start Data for the task

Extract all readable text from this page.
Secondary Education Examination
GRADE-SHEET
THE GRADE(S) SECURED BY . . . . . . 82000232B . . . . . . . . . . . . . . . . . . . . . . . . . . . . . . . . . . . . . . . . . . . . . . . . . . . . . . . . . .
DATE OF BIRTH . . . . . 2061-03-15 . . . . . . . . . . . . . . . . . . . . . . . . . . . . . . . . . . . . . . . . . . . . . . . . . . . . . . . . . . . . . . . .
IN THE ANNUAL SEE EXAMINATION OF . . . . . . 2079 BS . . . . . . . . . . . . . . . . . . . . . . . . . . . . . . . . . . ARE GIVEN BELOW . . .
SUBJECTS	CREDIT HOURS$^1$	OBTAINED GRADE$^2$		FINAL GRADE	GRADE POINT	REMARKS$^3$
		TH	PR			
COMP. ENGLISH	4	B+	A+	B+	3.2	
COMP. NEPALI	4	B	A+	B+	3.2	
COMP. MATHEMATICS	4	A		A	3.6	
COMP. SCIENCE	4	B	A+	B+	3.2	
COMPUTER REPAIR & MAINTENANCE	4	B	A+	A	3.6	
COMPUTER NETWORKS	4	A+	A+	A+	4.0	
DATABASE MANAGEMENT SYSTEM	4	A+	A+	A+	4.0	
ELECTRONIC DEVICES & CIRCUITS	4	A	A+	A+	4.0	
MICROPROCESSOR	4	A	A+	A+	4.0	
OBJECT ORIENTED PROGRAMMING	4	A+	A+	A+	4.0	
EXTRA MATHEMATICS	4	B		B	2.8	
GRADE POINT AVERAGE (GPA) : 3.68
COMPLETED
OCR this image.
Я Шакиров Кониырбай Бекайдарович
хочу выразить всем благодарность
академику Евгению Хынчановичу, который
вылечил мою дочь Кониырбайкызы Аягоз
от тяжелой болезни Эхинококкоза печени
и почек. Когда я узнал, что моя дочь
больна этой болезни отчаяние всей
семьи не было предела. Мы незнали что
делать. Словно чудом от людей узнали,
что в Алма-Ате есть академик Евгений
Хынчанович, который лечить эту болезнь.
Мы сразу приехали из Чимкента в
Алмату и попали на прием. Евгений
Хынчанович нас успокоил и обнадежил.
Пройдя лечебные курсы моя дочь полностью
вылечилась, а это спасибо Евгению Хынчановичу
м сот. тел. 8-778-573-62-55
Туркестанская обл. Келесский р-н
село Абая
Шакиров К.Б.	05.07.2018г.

end Data for the task

Task:
Make an exact copy of every entry.

Correct response:
Extract all readable text from this page.
Secondary Education Examination
GRADE-SHEET
THE GRADE(S) SECURED BY . . . . . . 82000232B . . . . . . . . . . . . . . . . . . . . . . . . . . . . . . . . . . . . . . . . . . . . . . . . . . . . . . . . . .
DATE OF BIRTH . . . . . 2061-03-15 . . . . . . . . . . . . . . . . . . . . . . . . . . . . . . . . . . . . . . . . . . . . . . . . . . . . . . . . . . . . . . . .
IN THE ANNUAL SEE EXAMINATION OF . . . . . . 2079 BS . . . . . . . . . . . . . . . . . . . . . . . . . . . . . . . . . . ARE GIVEN BELOW . . .
SUBJECTS	CREDIT HOURS$^1$	OBTAINED GRADE$^2$		FINAL GRADE	GRADE POINT	REMARKS$^3$
		TH	PR			
COMP. ENGLISH	4	B+	A+	B+	3.2	
COMP. NEPALI	4	B	A+	B+	3.2	
COMP. MATHEMATICS	4	A		A	3.6	
COMP. SCIENCE	4	B	A+	B+	3.2	
COMPUTER REPAIR & MAINTENANCE	4	B	A+	A	3.6	
COMPUTER NETWORKS	4	A+	A+	A+	4.0	
DATABASE MANAGEMENT SYSTEM	4	A+	A+	A+	4.0	
ELECTRONIC DEVICES & CIRCUITS	4	A	A+	A+	4.0	
MICROPROCESSOR	4	A	A+	A+	4.0	
OBJECT ORIENTED PROGRAMMING	4	A+	A+	A+	4.0	
EXTRA MATHEMATICS	4	B		B	2.8	
GRADE POINT AVERAGE (GPA) : 3.68
COMPLETED
OCR this image.
Я Шакиров Кониырбай Бекайдарович
хочу выразить всем благодарность
академику Евгению Хынчановичу, который
вылечил мою дочь Кониырбайкызы Аягоз
от тяжелой болезни Эхинококкоза печени
и почек. Когда я узнал, что моя дочь
больна этой болезни отчаяние всей
семьи не было предела. Мы незнали что
делать. Словно чудом от людей узнали,
что в Алма-Ате есть академик Евгений
Хынчанович, который лечить эту болезнь.
Мы сразу приехали из Чимкента в
Алмату и попали на прием. Евгений
Хынчанович нас успокоил и обнадежил.
Пройдя лечебные курсы моя дочь полностью
вылечилась, а это спасибо Евгению Хынчановичу
м сот. тел. 8-778-573-62-55
Туркестанская обл. Келесский р-н
село Абая
Шакиров К.Б.	05.07.2018г.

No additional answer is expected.